* _DATA ENTRIES_
+++++

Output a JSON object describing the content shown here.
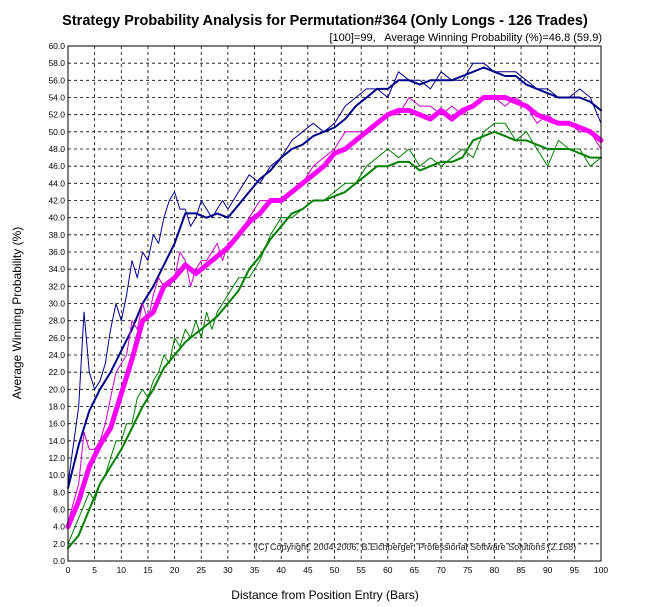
{
  "chart_data": {
    "type": "line",
    "title": "Strategy Probability Analysis for Permutation#364 (Only Longs - 126 Trades)",
    "subtitle": "[100]=99,   Average Winning Probability (%)=46.8 (59.9)",
    "xlabel": "Distance from Position Entry (Bars)",
    "ylabel": "Average Winning Probability (%)",
    "copyright": "(C) Copyright, 2004-2006, B.Eichberger, Professional Software Solutions (2.168)",
    "xlim": [
      0,
      100
    ],
    "ylim": [
      0,
      60
    ],
    "x_ticks": [
      "0",
      "5",
      "10",
      "15",
      "20",
      "25",
      "30",
      "35",
      "40",
      "45",
      "50",
      "55",
      "60",
      "65",
      "70",
      "75",
      "80",
      "85",
      "90",
      "95",
      "100"
    ],
    "y_ticks": [
      "0.0",
      "2.0",
      "4.0",
      "6.0",
      "8.0",
      "10.0",
      "12.0",
      "14.0",
      "16.0",
      "18.0",
      "20.0",
      "22.0",
      "24.0",
      "26.0",
      "28.0",
      "30.0",
      "32.0",
      "34.0",
      "36.0",
      "38.0",
      "40.0",
      "42.0",
      "44.0",
      "46.0",
      "48.0",
      "50.0",
      "52.0",
      "54.0",
      "56.0",
      "58.0",
      "60.0"
    ],
    "grid": true,
    "colors": {
      "upper": "#00008b",
      "average": "#ff00ff",
      "lower": "#008000",
      "grid": "#000000"
    },
    "series": [
      {
        "role": "upper-smooth",
        "color": "#00008b",
        "width": 2,
        "x": [
          0,
          2,
          4,
          6,
          8,
          10,
          12,
          14,
          16,
          18,
          20,
          22,
          24,
          26,
          28,
          30,
          32,
          34,
          36,
          38,
          40,
          42,
          44,
          46,
          48,
          50,
          52,
          54,
          56,
          58,
          60,
          62,
          64,
          66,
          68,
          70,
          72,
          74,
          76,
          78,
          80,
          82,
          84,
          86,
          88,
          90,
          92,
          94,
          96,
          98,
          100
        ],
        "y": [
          8.5,
          13.5,
          17.5,
          20,
          22,
          24.5,
          27,
          30,
          32,
          34.5,
          37,
          40.5,
          40.5,
          40,
          40.5,
          40,
          41.5,
          43,
          44.5,
          45.5,
          47,
          48,
          48.5,
          49.5,
          50,
          50.5,
          51.5,
          53,
          54,
          55,
          55,
          56,
          56,
          55.5,
          56,
          56,
          56,
          56.5,
          57,
          57.5,
          57,
          56.5,
          56.5,
          55.5,
          55,
          54.5,
          54,
          54,
          54,
          53.5,
          52.5
        ]
      },
      {
        "role": "upper-raw",
        "color": "#00008b",
        "width": 1,
        "x": [
          0,
          2,
          3,
          4,
          5,
          6,
          7,
          8,
          9,
          10,
          11,
          12,
          13,
          14,
          15,
          16,
          17,
          18,
          19,
          20,
          21,
          22,
          23,
          24,
          25,
          26,
          27,
          28,
          29,
          30,
          32,
          34,
          36,
          38,
          40,
          42,
          44,
          46,
          48,
          50,
          52,
          54,
          56,
          58,
          60,
          62,
          64,
          66,
          68,
          70,
          72,
          74,
          76,
          78,
          80,
          82,
          84,
          86,
          88,
          90,
          92,
          94,
          96,
          98,
          100
        ],
        "y": [
          9,
          18,
          29,
          22,
          20,
          21,
          23,
          27,
          30,
          28,
          31,
          35,
          33,
          36,
          35,
          38,
          37,
          40,
          42,
          43,
          41,
          41,
          39,
          40,
          42,
          41,
          40,
          41,
          42,
          41,
          43,
          45,
          44,
          46,
          47,
          49,
          50,
          51,
          50,
          51,
          53,
          54,
          55,
          55,
          54,
          57,
          56,
          56,
          55,
          57,
          56,
          56,
          58,
          58,
          57,
          57,
          57,
          56,
          55,
          55,
          54,
          54,
          55,
          54,
          51
        ]
      },
      {
        "role": "average-raw",
        "color": "#cc00cc",
        "width": 1,
        "x": [
          0,
          2,
          3,
          4,
          5,
          6,
          7,
          8,
          9,
          10,
          11,
          12,
          13,
          14,
          15,
          16,
          17,
          18,
          19,
          20,
          21,
          22,
          23,
          24,
          25,
          26,
          27,
          28,
          29,
          30,
          32,
          34,
          36,
          38,
          40,
          42,
          44,
          46,
          48,
          50,
          52,
          54,
          56,
          58,
          60,
          62,
          64,
          66,
          68,
          70,
          72,
          74,
          76,
          78,
          80,
          82,
          84,
          86,
          88,
          90,
          92,
          94,
          96,
          98,
          100
        ],
        "y": [
          4.5,
          9,
          15,
          13,
          13,
          14,
          16,
          19,
          22,
          23,
          24,
          28,
          27,
          30,
          28,
          31,
          33,
          32,
          32,
          33,
          36,
          35,
          32,
          34,
          35,
          35,
          36,
          37,
          35,
          37,
          38,
          40,
          42,
          42,
          42,
          43,
          44,
          46,
          47,
          48,
          50,
          50,
          50,
          51,
          52,
          52,
          54,
          53,
          53,
          52,
          53,
          52,
          53,
          54,
          54,
          53,
          54,
          53,
          51,
          52,
          51,
          51,
          50,
          50,
          48
        ]
      },
      {
        "role": "average-smooth",
        "color": "#ff00ff",
        "width": 5,
        "x": [
          0,
          2,
          4,
          6,
          8,
          10,
          12,
          14,
          16,
          18,
          20,
          22,
          24,
          26,
          28,
          30,
          32,
          34,
          36,
          38,
          40,
          42,
          44,
          46,
          48,
          50,
          52,
          54,
          56,
          58,
          60,
          62,
          64,
          66,
          68,
          70,
          72,
          74,
          76,
          78,
          80,
          82,
          84,
          86,
          88,
          90,
          92,
          94,
          96,
          98,
          100
        ],
        "y": [
          4,
          7,
          11,
          13.5,
          15.5,
          19.5,
          23.5,
          28,
          29,
          32,
          33,
          34.5,
          33.5,
          34.5,
          35.5,
          36.5,
          38,
          39.5,
          40.5,
          42,
          42,
          43,
          44,
          45,
          46,
          47.5,
          48,
          49,
          50,
          51,
          52,
          52.5,
          52.5,
          52,
          51.5,
          52.5,
          51.5,
          52.5,
          53,
          54,
          54,
          54,
          53.5,
          53,
          52,
          51.5,
          51,
          51,
          50.5,
          50,
          49
        ]
      },
      {
        "role": "lower-raw",
        "color": "#008000",
        "width": 1,
        "x": [
          0,
          2,
          4,
          5,
          6,
          7,
          8,
          9,
          10,
          11,
          12,
          13,
          14,
          15,
          16,
          17,
          18,
          19,
          20,
          21,
          22,
          23,
          24,
          25,
          26,
          27,
          28,
          29,
          30,
          32,
          34,
          36,
          38,
          40,
          42,
          44,
          46,
          48,
          50,
          52,
          54,
          56,
          58,
          60,
          62,
          64,
          66,
          68,
          70,
          72,
          74,
          76,
          78,
          80,
          82,
          84,
          86,
          88,
          90,
          92,
          94,
          96,
          98,
          100
        ],
        "y": [
          2,
          5,
          8,
          7,
          9,
          10,
          12,
          14,
          14,
          16,
          16,
          19,
          20,
          19,
          21,
          22,
          24,
          23,
          26,
          25,
          27,
          26,
          28,
          26,
          29,
          27,
          29,
          30,
          31,
          33,
          33,
          35,
          38,
          40,
          40,
          41,
          42,
          42,
          43,
          44,
          44,
          46,
          47,
          48,
          47,
          48,
          46,
          47,
          46,
          47,
          48,
          47,
          50,
          51,
          51,
          49,
          50,
          48,
          46,
          49,
          48,
          48,
          46,
          47
        ]
      },
      {
        "role": "lower-smooth",
        "color": "#008000",
        "width": 2,
        "x": [
          0,
          2,
          4,
          6,
          8,
          10,
          12,
          14,
          16,
          18,
          20,
          22,
          24,
          26,
          28,
          30,
          32,
          34,
          36,
          38,
          40,
          42,
          44,
          46,
          48,
          50,
          52,
          54,
          56,
          58,
          60,
          62,
          64,
          66,
          68,
          70,
          72,
          74,
          76,
          78,
          80,
          82,
          84,
          86,
          88,
          90,
          92,
          94,
          96,
          98,
          100
        ],
        "y": [
          1.5,
          3,
          6,
          9,
          11,
          13,
          15.5,
          18,
          20,
          22.5,
          24,
          25.5,
          26.5,
          27.5,
          28.5,
          30,
          31.5,
          34,
          35.5,
          37.5,
          39,
          40.5,
          41,
          42,
          42,
          42.5,
          43,
          44,
          45,
          46,
          46,
          46.5,
          46.5,
          45.5,
          46,
          46.5,
          46.5,
          47,
          49,
          49.5,
          50,
          49.5,
          49,
          49,
          48.5,
          48,
          48,
          48,
          47.5,
          47,
          47
        ]
      }
    ]
  }
}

+++++

Each line of the data that includes the word "lower" counts once; report the total and nothing more.

* _SOLUTION FOR THIS PROBLEM_
3